Your goal -> Go through the listing beneath this task and return every line that carries the string "Основное".

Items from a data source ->
++++++++
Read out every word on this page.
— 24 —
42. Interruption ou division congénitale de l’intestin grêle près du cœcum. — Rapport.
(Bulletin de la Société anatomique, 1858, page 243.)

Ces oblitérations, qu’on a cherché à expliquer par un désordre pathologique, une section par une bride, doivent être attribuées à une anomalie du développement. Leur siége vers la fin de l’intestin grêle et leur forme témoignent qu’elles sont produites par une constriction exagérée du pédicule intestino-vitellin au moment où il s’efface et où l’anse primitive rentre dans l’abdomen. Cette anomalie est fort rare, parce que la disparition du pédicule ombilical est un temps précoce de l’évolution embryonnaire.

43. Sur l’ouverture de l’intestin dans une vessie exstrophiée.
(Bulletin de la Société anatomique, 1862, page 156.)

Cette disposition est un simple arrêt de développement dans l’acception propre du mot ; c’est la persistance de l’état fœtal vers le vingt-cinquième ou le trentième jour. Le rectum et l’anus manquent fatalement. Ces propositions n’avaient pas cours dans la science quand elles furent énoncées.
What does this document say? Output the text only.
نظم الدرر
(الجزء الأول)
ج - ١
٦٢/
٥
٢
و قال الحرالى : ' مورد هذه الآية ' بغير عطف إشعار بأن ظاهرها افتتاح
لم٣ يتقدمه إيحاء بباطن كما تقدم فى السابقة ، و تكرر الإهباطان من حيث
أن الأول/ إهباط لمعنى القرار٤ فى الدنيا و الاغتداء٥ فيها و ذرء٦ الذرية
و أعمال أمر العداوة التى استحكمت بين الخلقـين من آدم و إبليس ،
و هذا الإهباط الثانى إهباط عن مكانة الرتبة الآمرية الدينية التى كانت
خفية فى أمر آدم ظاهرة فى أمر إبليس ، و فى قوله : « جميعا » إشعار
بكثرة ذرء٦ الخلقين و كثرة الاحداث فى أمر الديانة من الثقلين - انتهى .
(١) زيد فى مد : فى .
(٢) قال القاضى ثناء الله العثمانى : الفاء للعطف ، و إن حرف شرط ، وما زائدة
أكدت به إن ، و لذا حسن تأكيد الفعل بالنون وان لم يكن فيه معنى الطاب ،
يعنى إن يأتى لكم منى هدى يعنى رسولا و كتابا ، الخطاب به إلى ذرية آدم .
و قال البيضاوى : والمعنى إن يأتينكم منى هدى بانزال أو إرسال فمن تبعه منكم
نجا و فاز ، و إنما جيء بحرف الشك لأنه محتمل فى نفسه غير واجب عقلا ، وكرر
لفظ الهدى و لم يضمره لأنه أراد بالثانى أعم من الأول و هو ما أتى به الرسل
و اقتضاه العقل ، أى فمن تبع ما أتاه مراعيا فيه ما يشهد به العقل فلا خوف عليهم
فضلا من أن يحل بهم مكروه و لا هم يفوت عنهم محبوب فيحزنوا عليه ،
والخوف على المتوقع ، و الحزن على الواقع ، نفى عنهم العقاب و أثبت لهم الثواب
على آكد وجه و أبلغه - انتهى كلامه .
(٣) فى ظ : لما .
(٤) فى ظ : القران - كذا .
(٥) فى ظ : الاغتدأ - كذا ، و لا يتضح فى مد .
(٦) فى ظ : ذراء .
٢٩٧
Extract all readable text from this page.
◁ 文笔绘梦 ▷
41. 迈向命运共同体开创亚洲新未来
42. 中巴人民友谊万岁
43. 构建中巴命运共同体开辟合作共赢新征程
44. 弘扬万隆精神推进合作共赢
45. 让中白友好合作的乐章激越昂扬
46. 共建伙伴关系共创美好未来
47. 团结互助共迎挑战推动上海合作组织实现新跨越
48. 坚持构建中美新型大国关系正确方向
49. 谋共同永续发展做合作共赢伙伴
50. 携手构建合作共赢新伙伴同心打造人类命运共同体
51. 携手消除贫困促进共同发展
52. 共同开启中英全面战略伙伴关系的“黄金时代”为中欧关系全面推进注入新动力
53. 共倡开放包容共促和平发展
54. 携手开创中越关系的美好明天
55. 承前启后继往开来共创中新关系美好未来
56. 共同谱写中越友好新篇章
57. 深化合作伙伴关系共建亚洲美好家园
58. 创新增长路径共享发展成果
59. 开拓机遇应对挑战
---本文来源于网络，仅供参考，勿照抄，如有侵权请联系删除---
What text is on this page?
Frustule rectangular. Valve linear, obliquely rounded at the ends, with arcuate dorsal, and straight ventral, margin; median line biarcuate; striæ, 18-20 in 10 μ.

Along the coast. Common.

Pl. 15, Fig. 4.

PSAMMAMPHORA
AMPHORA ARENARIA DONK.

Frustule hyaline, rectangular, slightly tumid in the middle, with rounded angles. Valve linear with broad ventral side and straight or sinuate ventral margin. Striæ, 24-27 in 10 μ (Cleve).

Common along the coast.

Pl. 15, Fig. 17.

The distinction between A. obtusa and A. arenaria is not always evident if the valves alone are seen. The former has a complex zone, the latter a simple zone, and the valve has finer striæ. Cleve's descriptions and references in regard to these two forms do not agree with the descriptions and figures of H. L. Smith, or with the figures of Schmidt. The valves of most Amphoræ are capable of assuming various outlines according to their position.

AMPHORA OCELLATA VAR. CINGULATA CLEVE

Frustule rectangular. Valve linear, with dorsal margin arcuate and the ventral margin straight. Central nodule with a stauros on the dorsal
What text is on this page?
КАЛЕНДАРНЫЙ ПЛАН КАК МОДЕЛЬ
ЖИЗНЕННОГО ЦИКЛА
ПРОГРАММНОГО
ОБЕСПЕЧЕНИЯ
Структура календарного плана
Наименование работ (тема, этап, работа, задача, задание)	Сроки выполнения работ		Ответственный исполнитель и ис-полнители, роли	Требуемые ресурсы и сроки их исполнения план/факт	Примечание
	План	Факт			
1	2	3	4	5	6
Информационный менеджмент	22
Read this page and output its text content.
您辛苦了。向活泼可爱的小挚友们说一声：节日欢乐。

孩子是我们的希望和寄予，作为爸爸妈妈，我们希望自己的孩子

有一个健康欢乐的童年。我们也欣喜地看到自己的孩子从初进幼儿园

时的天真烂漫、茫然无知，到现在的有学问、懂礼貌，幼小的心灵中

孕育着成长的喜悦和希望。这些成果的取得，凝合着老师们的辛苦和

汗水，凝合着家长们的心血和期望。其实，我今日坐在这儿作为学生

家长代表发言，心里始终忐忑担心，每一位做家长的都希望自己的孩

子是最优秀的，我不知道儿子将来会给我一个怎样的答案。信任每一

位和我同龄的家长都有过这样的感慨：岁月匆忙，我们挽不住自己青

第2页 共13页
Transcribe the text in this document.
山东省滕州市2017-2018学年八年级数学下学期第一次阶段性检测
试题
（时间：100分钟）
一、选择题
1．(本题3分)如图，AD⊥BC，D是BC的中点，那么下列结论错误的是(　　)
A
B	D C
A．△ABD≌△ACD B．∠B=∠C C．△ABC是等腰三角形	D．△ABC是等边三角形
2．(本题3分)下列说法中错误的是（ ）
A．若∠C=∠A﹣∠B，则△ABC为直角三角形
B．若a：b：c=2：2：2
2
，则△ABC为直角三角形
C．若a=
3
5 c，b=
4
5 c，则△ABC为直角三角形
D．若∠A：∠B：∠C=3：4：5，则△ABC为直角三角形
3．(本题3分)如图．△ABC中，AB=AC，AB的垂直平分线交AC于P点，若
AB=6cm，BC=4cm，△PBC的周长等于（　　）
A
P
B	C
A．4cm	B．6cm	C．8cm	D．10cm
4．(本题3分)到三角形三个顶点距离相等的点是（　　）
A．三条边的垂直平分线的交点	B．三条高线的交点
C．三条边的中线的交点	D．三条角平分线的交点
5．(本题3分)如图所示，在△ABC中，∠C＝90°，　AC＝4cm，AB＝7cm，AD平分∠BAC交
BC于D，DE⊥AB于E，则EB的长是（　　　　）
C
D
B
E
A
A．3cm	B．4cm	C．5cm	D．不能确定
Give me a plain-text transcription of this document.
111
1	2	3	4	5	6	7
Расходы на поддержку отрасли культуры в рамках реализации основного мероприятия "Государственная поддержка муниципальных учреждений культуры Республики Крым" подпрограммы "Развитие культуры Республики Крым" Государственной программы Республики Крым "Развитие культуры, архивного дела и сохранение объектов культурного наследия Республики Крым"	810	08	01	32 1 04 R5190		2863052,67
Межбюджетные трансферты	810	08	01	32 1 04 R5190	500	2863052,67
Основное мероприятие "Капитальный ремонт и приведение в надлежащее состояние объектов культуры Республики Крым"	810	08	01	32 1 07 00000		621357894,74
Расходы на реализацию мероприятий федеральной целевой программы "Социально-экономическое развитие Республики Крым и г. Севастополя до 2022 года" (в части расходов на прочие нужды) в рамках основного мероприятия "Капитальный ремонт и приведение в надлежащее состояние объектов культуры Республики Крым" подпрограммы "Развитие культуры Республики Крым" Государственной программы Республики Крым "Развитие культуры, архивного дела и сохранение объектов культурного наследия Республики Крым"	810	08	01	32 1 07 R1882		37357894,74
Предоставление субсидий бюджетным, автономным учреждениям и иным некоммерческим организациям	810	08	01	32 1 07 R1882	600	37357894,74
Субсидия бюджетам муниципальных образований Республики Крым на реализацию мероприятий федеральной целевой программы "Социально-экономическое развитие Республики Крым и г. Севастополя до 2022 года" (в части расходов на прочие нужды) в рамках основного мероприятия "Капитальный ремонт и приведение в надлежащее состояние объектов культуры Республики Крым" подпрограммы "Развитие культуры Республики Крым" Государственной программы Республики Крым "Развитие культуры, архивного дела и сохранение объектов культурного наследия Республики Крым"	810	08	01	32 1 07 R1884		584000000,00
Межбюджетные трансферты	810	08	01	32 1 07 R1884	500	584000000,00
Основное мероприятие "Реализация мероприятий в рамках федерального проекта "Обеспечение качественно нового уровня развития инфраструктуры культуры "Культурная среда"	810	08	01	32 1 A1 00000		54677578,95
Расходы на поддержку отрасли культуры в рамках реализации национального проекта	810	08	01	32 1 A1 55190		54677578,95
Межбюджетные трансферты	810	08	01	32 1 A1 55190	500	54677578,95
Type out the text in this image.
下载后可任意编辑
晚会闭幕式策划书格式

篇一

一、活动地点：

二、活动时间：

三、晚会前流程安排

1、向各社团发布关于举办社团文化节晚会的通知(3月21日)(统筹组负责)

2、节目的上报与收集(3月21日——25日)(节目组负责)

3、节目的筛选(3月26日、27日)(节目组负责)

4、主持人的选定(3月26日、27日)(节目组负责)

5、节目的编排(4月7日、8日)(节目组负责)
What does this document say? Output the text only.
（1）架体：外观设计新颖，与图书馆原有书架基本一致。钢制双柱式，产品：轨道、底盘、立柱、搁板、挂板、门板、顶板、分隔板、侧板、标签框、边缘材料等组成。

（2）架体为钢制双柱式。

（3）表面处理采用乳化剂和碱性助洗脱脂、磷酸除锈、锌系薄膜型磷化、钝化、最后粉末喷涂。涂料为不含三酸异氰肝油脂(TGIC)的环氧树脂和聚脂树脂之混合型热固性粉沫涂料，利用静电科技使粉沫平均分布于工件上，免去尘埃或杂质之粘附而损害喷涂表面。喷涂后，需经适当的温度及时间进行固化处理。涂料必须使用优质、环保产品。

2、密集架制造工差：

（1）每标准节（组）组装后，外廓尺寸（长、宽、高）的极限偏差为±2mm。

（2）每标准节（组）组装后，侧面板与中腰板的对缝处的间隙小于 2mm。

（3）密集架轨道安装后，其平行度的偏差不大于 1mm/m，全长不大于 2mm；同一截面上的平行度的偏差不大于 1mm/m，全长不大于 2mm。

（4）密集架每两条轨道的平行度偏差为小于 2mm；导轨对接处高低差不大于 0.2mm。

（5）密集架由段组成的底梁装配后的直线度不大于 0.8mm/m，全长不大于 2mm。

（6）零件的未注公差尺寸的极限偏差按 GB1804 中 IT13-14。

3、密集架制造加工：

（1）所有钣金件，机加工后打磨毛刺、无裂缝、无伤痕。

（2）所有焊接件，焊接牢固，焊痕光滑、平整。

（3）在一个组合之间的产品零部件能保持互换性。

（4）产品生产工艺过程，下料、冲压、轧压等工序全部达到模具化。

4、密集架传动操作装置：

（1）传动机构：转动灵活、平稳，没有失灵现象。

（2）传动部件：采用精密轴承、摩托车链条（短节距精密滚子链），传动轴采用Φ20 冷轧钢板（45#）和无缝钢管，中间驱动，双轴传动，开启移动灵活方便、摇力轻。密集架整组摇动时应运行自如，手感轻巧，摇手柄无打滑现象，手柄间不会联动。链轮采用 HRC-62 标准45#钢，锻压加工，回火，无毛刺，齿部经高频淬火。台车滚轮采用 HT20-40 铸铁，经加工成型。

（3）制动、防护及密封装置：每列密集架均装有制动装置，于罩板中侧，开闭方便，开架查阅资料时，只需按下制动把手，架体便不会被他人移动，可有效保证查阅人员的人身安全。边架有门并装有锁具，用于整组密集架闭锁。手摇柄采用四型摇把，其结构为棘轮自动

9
++++++++
Task response ->
Основное мероприятие "Капитальный ремонт и приведение в надлежащее состояние объектов культуры Республики Крым"	810	08	01	32 1 07 00000		621357894,74
Основное мероприятие "Реализация мероприятий в рамках федерального проекта "Обеспечение качественно нового уровня развития инфраструктуры культуры "Культурная среда"	810	08	01	32 1 A1 00000		54677578,95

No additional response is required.